[EXERCISE INPUT start]
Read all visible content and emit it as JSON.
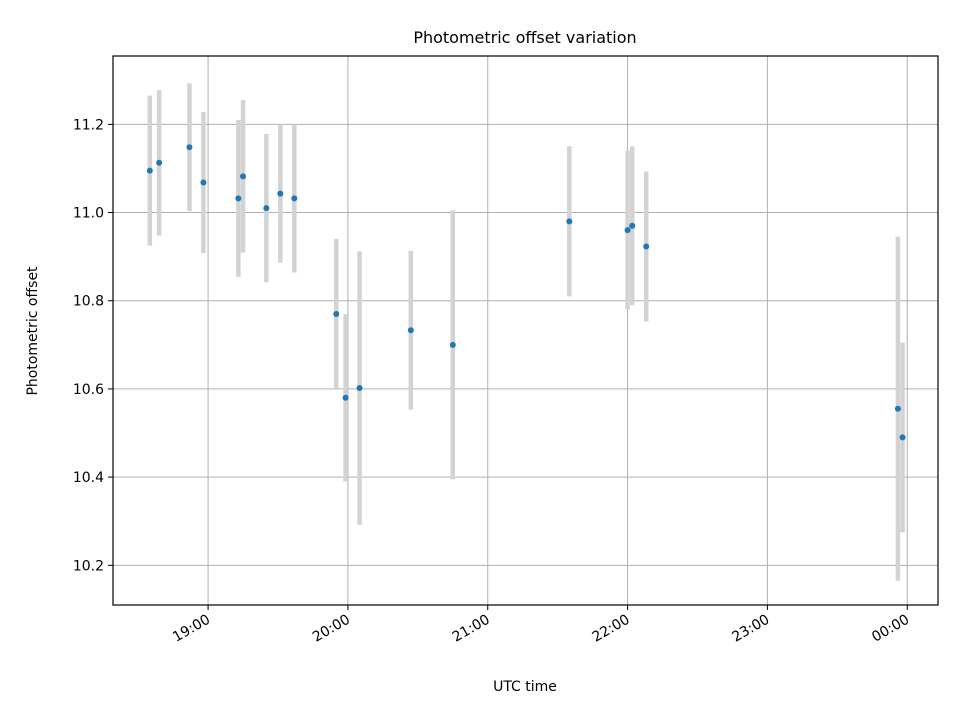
{
  "chart_data": {
    "type": "scatter",
    "title": "Photometric offset variation",
    "xlabel": "UTC time",
    "ylabel": "Photometric offset",
    "x_axis": "time (hours UTC, 24+ = next day)",
    "xlim_hours": [
      18.32,
      24.22
    ],
    "ylim": [
      10.11,
      11.355
    ],
    "x_ticks": [
      {
        "hour": 19,
        "label": "19:00"
      },
      {
        "hour": 20,
        "label": "20:00"
      },
      {
        "hour": 21,
        "label": "21:00"
      },
      {
        "hour": 22,
        "label": "22:00"
      },
      {
        "hour": 23,
        "label": "23:00"
      },
      {
        "hour": 24,
        "label": "00:00"
      }
    ],
    "y_ticks": [
      {
        "value": 10.2,
        "label": "10.2"
      },
      {
        "value": 10.4,
        "label": "10.4"
      },
      {
        "value": 10.6,
        "label": "10.6"
      },
      {
        "value": 10.8,
        "label": "10.8"
      },
      {
        "value": 11.0,
        "label": "11.0"
      },
      {
        "value": 11.2,
        "label": "11.2"
      }
    ],
    "grid": true,
    "colors": {
      "point": "#1f77b4",
      "errorbar": "#d3d3d3",
      "grid": "#b0b0b0"
    },
    "points": [
      {
        "time": "18:35",
        "y": 11.095,
        "err": 0.17
      },
      {
        "time": "18:39",
        "y": 11.113,
        "err": 0.165
      },
      {
        "time": "18:52",
        "y": 11.148,
        "err": 0.145
      },
      {
        "time": "18:58",
        "y": 11.068,
        "err": 0.16
      },
      {
        "time": "19:13",
        "y": 11.032,
        "err": 0.178
      },
      {
        "time": "19:15",
        "y": 11.082,
        "err": 0.173
      },
      {
        "time": "19:25",
        "y": 11.01,
        "err": 0.168
      },
      {
        "time": "19:31",
        "y": 11.043,
        "err": 0.157
      },
      {
        "time": "19:37",
        "y": 11.032,
        "err": 0.168
      },
      {
        "time": "19:55",
        "y": 10.77,
        "err": 0.17
      },
      {
        "time": "19:59",
        "y": 10.58,
        "err": 0.19
      },
      {
        "time": "20:05",
        "y": 10.602,
        "err": 0.31
      },
      {
        "time": "20:27",
        "y": 10.733,
        "err": 0.18
      },
      {
        "time": "20:45",
        "y": 10.7,
        "err": 0.305
      },
      {
        "time": "21:35",
        "y": 10.98,
        "err": 0.17
      },
      {
        "time": "22:00",
        "y": 10.96,
        "err": 0.18
      },
      {
        "time": "22:02",
        "y": 10.97,
        "err": 0.18
      },
      {
        "time": "22:08",
        "y": 10.923,
        "err": 0.17
      },
      {
        "time": "23:56",
        "y": 10.555,
        "err": 0.39
      },
      {
        "time": "23:58",
        "y": 10.49,
        "err": 0.215
      }
    ]
  }
}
[EXERCISE INPUT end]
## GIVEN PROBLEM
Give back the whole listing as it stands, minus its pictures.

## TASK OUTPUT
Read all visible content and emit it as JSON.
{
  "chart_data": {
    "type": "scatter",
    "title": "Photometric offset variation",
    "xlabel": "UTC time",
    "ylabel": "Photometric offset",
    "x_axis": "time (hours UTC, 24+ = next day)",
    "xlim_hours": [
      18.32,
      24.22
    ],
    "ylim": [
      10.11,
      11.355
    ],
    "x_ticks": [
      {
        "hour": 19,
        "label": "19:00"
      },
      {
        "hour": 20,
        "label": "20:00"
      },
      {
        "hour": 21,
        "label": "21:00"
      },
      {
        "hour": 22,
        "label": "22:00"
      },
      {
        "hour": 23,
        "label": "23:00"
      },
      {
        "hour": 24,
        "label": "00:00"
      }
    ],
    "y_ticks": [
      {
        "value": 10.2,
        "label": "10.2"
      },
      {
        "value": 10.4,
        "label": "10.4"
      },
      {
        "value": 10.6,
        "label": "10.6"
      },
      {
        "value": 10.8,
        "label": "10.8"
      },
      {
        "value": 11.0,
        "label": "11.0"
      },
      {
        "value": 11.2,
        "label": "11.2"
      }
    ],
    "grid": true,
    "colors": {
      "point": "#1f77b4",
      "errorbar": "#d3d3d3",
      "grid": "#b0b0b0"
    },
    "points": [
      {
        "time": "18:35",
        "y": 11.095,
        "err": 0.17
      },
      {
        "time": "18:39",
        "y": 11.113,
        "err": 0.165
      },
      {
        "time": "18:52",
        "y": 11.148,
        "err": 0.145
      },
      {
        "time": "18:58",
        "y": 11.068,
        "err": 0.16
      },
      {
        "time": "19:13",
        "y": 11.032,
        "err": 0.178
      },
      {
        "time": "19:15",
        "y": 11.082,
        "err": 0.173
      },
      {
        "time": "19:25",
        "y": 11.01,
        "err": 0.168
      },
      {
        "time": "19:31",
        "y": 11.043,
        "err": 0.157
      },
      {
        "time": "19:37",
        "y": 11.032,
        "err": 0.168
      },
      {
        "time": "19:55",
        "y": 10.77,
        "err": 0.17
      },
      {
        "time": "19:59",
        "y": 10.58,
        "err": 0.19
      },
      {
        "time": "20:05",
        "y": 10.602,
        "err": 0.31
      },
      {
        "time": "20:27",
        "y": 10.733,
        "err": 0.18
      },
      {
        "time": "20:45",
        "y": 10.7,
        "err": 0.305
      },
      {
        "time": "21:35",
        "y": 10.98,
        "err": 0.17
      },
      {
        "time": "22:00",
        "y": 10.96,
        "err": 0.18
      },
      {
        "time": "22:02",
        "y": 10.97,
        "err": 0.18
      },
      {
        "time": "22:08",
        "y": 10.923,
        "err": 0.17
      },
      {
        "time": "23:56",
        "y": 10.555,
        "err": 0.39
      },
      {
        "time": "23:58",
        "y": 10.49,
        "err": 0.215
      }
    ]
  }
}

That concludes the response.